## begin Given information

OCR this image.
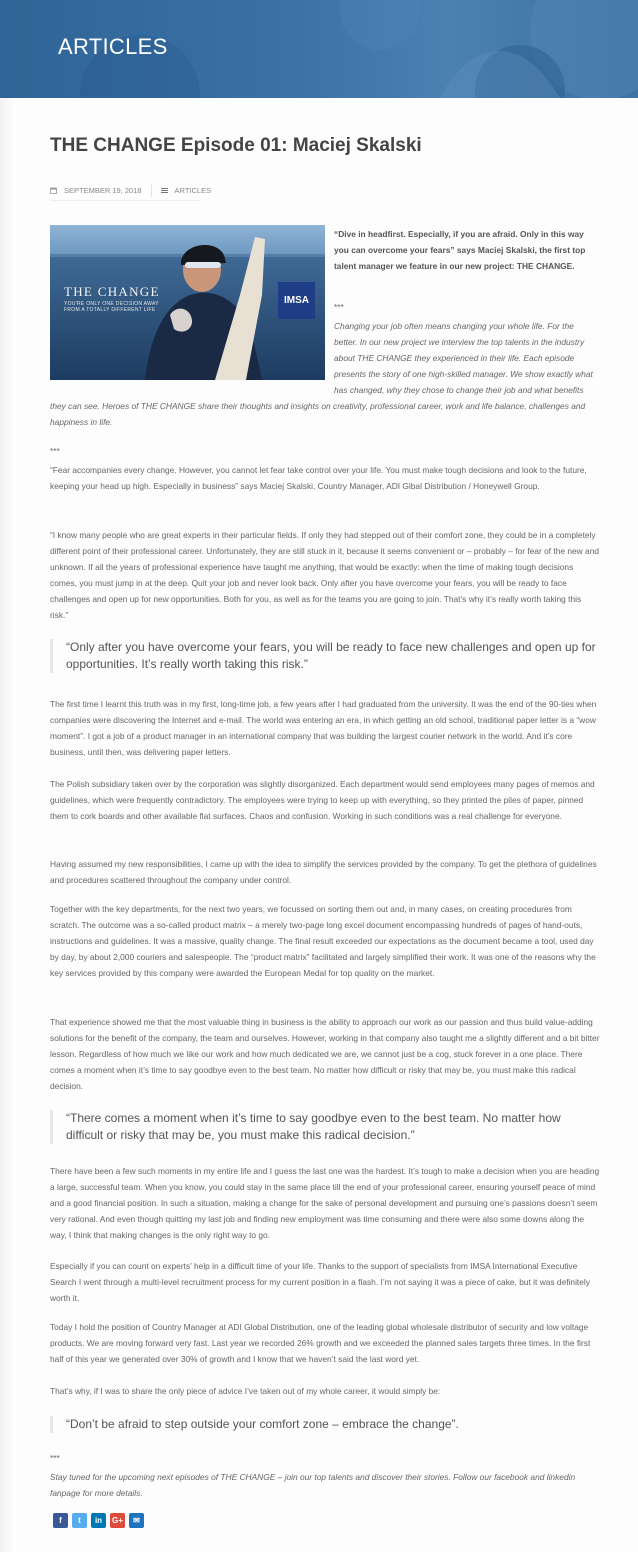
ARTICLES
THE CHANGE Episode 01: Maciej Skalski
SEPTEMBER 19, 2018	ARTICLES
THE CHANGE
YOU'RE ONLY ONE DECISION AWAY FROM A TOTALLY DIFFERENT LIFE
IMSA
“Dive in headfirst. Especially, if you are afraid. Only in this way you can overcome your fears” says Maciej Skalski, the first top talent manager we feature in our new project: THE CHANGE.
***
Changing your job often means changing your whole life. For the
better. In our new project we interview the top talents in the industry
about THE CHANGE they experienced in their life. Each episode
presents the story of one high-skilled manager. We show exactly what
has changed, why they chose to change their job and what benefits
they can see. Heroes of THE CHANGE share their thoughts and insights on creativity, professional career, work and life balance, challenges and
happiness in life.
***

“Fear accompanies every change. However, you cannot let fear take control over your life. You must make tough decisions and look to the future, keeping your head up high. Especially in business” says Maciej Skalski, Country Manager, ADI Glbal Distribution / Honeywell Group.

“I know many people who are great experts in their particular fields. If only they had stepped out of their comfort zone, they could be in a completely different point of their professional career. Unfortunately, they are still stuck in it, because it seems convenient or – probably – for fear of the new and unknown. If all the years of professional experience have taught me anything, that would be exactly: when the time of making tough decisions comes, you must jump in at the deep. Quit your job and never look back. Only after you have overcome your fears, you will be ready to face challenges and open up for new opportunities. Both for you, as well as for the teams you are going to join. That’s why it’s really worth taking this risk.”

“Only after you have overcome your fears, you will be ready to face new challenges and open up for opportunities. It’s really worth taking this risk.”

The first time I learnt this truth was in my first, long-time job, a few years after I had graduated from the university. It was the end of the 90-ties when companies were discovering the Internet and e-mail. The world was entering an era, in which getting an old school, traditional paper letter is a “wow moment”. I got a job of a product manager in an international company that was building the largest courier network in the world. And it’s core business, until then, was delivering paper letters.

The Polish subsidiary taken over by the corporation was slightly disorganized. Each department would send employees many pages of memos and guidelines, which were frequently contradictory. The employees were trying to keep up with everything, so they printed the piles of paper, pinned them to cork boards and other available flat surfaces. Chaos and confusion. Working in such conditions was a real challenge for everyone.

Having assumed my new responsibilities, I came up with the idea to simplify the services provided by the company. To get the plethora of guidelines and procedures scattered throughout the company under control.

Together with the key departments, for the next two years, we focussed on sorting them out and, in many cases, on creating procedures from scratch. The outcome was a so-called product matrix – a merely two-page long excel document encompassing hundreds of pages of hand-outs, instructions and guidelines. It was a massive, quality change. The final result exceeded our expectations as the document became a tool, used day by day, by about 2,000 couriers and salespeople. The “product matrix” facilitated and largely simplified their work. It was one of the reasons why the key services provided by this company were awarded the European Medal for top quality on the market.

That experience showed me that the most valuable thing in business is the ability to approach our work as our passion and thus build value-adding solutions for the benefit of the company, the team and ourselves. However, working in that company also taught me a slightly different and a bit bitter lesson. Regardless of how much we like our work and how much dedicated we are, we cannot just be a cog, stuck forever in a one place. There comes a moment when it’s time to say goodbye even to the best team. No matter how difficult or risky that may be, you must make this radical decision.

“There comes a moment when it’s time to say goodbye even to the best team. No matter how difficult or risky that may be, you must make this radical decision.”

There have been a few such moments in my entire life and I guess the last one was the hardest. It’s tough to make a decision when you are heading a large, successful team. When you know, you could stay in the same place till the end of your professional career, ensuring yourself peace of mind and a good financial position. In such a situation, making a change for the sake of personal development and pursuing one’s passions doesn’t seem very rational. And even though quitting my last job and finding new employment was time consuming and there were also some downs along the way, I think that making changes is the only right way to go.

Especially if you can count on experts’ help in a difficult time of your life. Thanks to the support of specialists from IMSA International Executive Search I went through a multi-level recruitment process for my current position in a flash. I’m not saying it was a piece of cake, but it was definitely worth it.

Today I hold the position of Country Manager at ADI Global Distribution, one of the leading global wholesale distributor of security and low voltage products. We are moving forward very fast. Last year we recorded 26% growth and we exceeded the planned sales targets three times. In the first half of this year we generated over 30% of growth and I know that we haven’t said the last word yet.

That’s why, if I was to share the only piece of advice I’ve taken out of my whole career, it would simply be:

“Don’t be afraid to step outside your comfort zone – embrace the change”.
***

Stay tuned for the upcoming next episodes of THE CHANGE – join our top talents and discover their stories. Follow our facebook and linkedin fanpage for more details.

f	t	in	G+	✉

## end Given information

**Instructions for the task:** Pick out each line that holds the string "open".

**The result:**
“I know many people who are great experts in their particular fields. If only they had stepped out of their comfort zone, they could be in a completely different point of their professional career. Unfortunately, they are still stuck in it, because it seems convenient or – probably – for fear of the new and unknown. If all the years of professional experience have taught me anything, that would be exactly: when the time of making tough decisions comes, you must jump in at the deep. Quit your job and never look back. Only after you have overcome your fears, you will be ready to face challenges and open up for new opportunities. Both for you, as well as for the teams you are going to join. That’s why it’s really worth taking this risk.”
“Only after you have overcome your fears, you will be ready to face new challenges and open up for opportunities. It’s really worth taking this risk.”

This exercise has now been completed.